• [EXERCISE REQUIREMENTS]
Search the records below for the word "title" and show every line where it occurs.

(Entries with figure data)
start

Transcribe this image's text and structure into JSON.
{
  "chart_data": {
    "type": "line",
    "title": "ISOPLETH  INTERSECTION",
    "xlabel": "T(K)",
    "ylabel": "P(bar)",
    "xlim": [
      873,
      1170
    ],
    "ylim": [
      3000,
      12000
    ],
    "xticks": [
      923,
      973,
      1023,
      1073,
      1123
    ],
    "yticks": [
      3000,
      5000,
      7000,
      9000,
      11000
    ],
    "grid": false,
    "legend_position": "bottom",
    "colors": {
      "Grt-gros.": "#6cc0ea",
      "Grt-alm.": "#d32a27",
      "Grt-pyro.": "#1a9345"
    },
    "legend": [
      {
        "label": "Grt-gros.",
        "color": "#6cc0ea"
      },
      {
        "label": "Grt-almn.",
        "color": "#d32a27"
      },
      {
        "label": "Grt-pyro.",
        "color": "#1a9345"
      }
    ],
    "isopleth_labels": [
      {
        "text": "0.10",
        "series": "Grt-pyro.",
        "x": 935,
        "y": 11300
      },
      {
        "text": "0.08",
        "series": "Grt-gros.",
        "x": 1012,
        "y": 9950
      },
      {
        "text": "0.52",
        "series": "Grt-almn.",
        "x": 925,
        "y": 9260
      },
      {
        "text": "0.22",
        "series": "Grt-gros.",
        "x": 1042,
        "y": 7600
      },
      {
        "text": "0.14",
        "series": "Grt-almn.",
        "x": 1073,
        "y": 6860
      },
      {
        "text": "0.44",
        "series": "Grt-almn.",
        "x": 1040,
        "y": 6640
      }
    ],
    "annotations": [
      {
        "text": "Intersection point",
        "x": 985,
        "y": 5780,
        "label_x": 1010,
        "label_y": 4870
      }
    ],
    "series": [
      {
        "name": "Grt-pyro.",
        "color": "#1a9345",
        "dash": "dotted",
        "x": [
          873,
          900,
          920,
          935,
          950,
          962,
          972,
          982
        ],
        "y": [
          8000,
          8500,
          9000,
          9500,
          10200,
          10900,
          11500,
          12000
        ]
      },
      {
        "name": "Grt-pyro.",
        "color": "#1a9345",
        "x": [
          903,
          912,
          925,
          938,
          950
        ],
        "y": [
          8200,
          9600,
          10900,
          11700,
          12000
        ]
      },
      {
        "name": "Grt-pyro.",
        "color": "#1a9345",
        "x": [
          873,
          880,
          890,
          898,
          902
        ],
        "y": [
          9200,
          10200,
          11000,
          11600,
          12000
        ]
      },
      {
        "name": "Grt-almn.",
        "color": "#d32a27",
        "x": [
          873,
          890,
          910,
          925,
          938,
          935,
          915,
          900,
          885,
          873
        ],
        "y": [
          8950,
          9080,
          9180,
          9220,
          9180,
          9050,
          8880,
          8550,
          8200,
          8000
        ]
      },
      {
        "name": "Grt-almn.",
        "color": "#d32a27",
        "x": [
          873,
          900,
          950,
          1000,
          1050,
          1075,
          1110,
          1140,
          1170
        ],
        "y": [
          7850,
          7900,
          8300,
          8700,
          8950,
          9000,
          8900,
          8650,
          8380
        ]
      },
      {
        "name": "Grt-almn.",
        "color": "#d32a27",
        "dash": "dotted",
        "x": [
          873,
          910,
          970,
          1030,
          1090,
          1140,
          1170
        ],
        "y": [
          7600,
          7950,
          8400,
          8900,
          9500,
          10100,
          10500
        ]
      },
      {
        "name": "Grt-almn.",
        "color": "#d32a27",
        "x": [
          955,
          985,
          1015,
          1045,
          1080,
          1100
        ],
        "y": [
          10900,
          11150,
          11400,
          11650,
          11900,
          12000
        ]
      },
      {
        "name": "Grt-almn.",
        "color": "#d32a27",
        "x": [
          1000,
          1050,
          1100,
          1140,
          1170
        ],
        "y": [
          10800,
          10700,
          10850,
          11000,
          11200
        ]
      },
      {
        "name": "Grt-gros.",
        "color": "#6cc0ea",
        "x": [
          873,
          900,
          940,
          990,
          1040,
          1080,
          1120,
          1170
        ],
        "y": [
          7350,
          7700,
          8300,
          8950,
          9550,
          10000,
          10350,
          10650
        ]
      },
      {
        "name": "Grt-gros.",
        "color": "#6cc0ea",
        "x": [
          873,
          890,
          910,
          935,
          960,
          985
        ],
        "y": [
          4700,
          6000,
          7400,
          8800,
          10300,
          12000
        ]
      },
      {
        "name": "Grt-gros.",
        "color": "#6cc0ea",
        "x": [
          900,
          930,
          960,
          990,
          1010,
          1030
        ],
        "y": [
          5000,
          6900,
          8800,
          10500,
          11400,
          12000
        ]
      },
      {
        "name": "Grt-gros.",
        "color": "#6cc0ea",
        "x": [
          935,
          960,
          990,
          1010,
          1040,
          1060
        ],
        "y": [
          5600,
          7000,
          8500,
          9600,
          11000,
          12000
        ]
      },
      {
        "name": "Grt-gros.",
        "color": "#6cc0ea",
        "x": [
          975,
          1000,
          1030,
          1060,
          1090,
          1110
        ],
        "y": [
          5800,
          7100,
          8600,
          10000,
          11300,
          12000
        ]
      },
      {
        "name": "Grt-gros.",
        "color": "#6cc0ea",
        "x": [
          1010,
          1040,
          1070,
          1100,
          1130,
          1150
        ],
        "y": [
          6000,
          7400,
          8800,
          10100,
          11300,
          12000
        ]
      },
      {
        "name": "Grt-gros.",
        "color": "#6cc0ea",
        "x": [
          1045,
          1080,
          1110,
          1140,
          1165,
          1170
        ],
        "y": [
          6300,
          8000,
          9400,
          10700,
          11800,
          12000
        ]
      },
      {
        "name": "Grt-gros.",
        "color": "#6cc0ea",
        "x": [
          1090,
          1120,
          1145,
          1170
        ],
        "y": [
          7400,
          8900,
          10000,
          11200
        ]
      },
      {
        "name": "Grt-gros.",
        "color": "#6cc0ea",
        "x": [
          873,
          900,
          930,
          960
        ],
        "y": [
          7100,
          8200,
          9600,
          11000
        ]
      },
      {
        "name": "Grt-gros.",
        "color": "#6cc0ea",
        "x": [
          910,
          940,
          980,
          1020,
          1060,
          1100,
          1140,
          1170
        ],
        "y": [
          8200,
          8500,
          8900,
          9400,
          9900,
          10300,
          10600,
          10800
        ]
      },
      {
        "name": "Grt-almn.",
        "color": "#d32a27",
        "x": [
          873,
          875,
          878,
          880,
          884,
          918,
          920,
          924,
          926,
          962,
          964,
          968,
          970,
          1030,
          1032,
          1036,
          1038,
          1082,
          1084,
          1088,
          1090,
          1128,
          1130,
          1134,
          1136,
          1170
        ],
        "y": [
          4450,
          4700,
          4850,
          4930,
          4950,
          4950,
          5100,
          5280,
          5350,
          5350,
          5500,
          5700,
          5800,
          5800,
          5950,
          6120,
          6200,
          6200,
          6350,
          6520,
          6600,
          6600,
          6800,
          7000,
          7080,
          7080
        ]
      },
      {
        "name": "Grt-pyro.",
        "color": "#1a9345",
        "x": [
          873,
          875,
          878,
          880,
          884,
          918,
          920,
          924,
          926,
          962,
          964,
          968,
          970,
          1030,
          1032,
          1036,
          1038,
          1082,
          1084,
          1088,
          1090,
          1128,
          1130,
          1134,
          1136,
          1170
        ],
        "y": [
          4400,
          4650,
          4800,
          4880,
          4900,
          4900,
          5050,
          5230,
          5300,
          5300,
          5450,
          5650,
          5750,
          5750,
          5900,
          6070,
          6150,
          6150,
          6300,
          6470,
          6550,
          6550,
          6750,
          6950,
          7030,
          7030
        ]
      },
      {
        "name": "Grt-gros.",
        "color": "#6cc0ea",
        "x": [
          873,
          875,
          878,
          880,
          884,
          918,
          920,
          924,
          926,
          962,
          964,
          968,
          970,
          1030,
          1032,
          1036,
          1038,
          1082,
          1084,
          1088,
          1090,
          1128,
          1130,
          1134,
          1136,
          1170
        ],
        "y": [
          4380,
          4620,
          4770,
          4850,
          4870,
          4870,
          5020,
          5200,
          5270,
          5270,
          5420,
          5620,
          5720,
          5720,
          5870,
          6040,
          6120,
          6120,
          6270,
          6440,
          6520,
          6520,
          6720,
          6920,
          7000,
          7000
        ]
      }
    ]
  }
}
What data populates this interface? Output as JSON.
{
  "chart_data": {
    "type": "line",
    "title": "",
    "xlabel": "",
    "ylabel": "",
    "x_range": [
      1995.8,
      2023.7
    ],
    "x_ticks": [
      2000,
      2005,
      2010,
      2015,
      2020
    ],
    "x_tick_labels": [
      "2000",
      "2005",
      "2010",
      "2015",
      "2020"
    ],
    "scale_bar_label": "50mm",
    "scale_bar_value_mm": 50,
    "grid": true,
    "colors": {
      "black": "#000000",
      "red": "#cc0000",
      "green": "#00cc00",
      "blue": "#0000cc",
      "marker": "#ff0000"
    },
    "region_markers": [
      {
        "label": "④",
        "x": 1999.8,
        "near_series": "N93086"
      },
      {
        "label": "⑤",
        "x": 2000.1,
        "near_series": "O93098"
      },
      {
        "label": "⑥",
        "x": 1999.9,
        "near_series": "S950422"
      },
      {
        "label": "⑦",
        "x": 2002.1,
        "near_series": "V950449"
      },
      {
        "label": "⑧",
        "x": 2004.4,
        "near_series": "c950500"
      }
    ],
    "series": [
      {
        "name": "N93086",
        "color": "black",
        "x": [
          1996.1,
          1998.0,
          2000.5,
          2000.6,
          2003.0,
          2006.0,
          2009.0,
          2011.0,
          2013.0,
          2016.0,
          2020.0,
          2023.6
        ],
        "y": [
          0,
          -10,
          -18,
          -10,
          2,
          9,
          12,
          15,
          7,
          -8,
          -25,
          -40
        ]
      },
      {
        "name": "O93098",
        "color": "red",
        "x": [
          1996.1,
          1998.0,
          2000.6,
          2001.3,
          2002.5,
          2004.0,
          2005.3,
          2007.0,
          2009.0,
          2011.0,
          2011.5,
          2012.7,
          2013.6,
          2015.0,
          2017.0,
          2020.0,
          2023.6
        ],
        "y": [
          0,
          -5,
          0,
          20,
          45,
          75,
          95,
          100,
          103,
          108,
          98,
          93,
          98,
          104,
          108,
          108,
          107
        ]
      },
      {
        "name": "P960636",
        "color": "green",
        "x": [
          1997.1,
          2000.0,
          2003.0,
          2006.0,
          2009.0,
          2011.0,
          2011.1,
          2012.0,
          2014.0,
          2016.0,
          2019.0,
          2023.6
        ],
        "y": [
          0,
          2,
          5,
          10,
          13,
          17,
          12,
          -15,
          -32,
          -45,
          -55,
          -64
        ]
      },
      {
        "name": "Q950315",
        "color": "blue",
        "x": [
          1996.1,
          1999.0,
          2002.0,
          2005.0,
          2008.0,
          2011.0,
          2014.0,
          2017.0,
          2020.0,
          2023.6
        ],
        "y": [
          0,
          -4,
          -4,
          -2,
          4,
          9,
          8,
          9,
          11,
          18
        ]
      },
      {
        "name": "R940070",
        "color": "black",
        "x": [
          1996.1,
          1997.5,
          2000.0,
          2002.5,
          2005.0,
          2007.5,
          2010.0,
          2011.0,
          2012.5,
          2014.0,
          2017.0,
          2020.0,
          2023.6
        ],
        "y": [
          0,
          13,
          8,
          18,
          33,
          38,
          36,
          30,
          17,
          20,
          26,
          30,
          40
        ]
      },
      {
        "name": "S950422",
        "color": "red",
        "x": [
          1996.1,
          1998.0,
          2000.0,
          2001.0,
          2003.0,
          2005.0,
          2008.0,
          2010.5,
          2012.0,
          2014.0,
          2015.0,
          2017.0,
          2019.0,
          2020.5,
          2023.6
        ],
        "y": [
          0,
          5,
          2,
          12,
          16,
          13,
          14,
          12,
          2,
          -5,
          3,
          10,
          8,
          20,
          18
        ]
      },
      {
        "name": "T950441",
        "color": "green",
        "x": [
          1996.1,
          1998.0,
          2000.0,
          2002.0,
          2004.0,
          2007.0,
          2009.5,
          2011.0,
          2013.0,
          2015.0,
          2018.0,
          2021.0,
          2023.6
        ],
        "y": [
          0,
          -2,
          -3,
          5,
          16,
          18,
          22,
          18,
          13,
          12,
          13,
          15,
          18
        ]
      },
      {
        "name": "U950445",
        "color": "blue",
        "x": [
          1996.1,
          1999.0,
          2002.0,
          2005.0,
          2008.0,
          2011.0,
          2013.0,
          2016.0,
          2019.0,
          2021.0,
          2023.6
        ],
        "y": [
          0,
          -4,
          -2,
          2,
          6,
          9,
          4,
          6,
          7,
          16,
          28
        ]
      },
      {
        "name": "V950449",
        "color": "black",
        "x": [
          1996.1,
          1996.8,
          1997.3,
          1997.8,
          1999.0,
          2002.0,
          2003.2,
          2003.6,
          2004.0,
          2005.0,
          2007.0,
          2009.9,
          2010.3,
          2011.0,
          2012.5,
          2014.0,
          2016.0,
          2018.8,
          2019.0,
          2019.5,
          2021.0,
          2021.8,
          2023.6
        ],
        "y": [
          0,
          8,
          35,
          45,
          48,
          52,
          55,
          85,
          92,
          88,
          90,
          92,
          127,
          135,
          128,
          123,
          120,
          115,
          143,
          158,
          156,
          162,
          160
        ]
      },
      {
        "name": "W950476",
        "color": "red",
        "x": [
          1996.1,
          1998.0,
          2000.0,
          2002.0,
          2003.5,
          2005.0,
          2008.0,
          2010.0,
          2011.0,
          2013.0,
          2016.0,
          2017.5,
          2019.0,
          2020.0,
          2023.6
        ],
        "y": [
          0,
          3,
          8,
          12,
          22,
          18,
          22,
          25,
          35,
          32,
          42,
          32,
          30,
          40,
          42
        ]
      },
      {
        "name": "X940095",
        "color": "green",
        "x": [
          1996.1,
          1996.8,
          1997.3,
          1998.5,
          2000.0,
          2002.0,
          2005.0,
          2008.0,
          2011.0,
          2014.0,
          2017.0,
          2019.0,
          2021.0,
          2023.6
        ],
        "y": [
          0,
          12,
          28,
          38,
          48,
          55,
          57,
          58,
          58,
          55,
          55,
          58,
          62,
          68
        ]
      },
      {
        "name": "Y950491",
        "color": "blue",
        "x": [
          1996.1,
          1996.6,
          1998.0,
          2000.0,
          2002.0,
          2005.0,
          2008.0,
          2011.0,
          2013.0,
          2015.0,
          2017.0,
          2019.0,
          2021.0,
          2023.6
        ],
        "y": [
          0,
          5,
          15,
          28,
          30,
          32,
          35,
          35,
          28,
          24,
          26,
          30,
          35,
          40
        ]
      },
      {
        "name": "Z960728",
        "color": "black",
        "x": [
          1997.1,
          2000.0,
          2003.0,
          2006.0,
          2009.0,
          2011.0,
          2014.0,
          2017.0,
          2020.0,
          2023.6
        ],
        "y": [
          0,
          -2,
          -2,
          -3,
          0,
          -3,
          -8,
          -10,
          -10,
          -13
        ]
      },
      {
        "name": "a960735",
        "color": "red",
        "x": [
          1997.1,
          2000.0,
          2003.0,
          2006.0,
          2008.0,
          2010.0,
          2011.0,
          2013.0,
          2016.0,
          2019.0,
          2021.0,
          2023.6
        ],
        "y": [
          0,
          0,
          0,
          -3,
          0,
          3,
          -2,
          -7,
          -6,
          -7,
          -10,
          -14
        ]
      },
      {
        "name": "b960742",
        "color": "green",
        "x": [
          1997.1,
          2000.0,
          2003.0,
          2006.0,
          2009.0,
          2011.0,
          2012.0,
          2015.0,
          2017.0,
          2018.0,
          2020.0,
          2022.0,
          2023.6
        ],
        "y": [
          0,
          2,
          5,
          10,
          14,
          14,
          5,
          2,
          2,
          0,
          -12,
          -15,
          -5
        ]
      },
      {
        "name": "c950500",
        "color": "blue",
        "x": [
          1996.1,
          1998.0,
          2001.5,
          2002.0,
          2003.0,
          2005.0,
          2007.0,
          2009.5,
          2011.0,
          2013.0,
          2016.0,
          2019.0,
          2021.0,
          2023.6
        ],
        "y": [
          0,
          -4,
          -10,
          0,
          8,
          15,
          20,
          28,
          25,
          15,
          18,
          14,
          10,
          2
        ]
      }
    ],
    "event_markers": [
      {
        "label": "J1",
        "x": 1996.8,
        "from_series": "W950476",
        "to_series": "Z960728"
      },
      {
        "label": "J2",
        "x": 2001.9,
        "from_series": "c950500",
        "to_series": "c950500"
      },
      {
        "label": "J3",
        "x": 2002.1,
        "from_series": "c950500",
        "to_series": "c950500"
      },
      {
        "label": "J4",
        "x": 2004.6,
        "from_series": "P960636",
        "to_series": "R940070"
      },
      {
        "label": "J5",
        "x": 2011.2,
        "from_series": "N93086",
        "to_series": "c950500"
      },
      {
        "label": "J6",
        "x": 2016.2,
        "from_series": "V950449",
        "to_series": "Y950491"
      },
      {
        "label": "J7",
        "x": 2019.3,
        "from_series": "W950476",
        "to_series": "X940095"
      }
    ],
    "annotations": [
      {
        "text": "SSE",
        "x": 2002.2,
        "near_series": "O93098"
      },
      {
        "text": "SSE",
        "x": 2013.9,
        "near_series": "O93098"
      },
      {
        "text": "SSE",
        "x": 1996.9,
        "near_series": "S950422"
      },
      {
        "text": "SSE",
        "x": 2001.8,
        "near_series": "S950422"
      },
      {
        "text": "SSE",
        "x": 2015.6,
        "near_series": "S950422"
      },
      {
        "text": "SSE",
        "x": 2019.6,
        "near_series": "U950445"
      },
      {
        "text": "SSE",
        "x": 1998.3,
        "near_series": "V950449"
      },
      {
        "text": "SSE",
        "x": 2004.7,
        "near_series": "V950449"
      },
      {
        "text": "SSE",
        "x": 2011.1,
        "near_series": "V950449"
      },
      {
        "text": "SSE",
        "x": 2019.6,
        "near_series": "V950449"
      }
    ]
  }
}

end

• [RESULT OF THIS EXERCISE]
    "title": "ISOPLETH  INTERSECTION",
    "title": "",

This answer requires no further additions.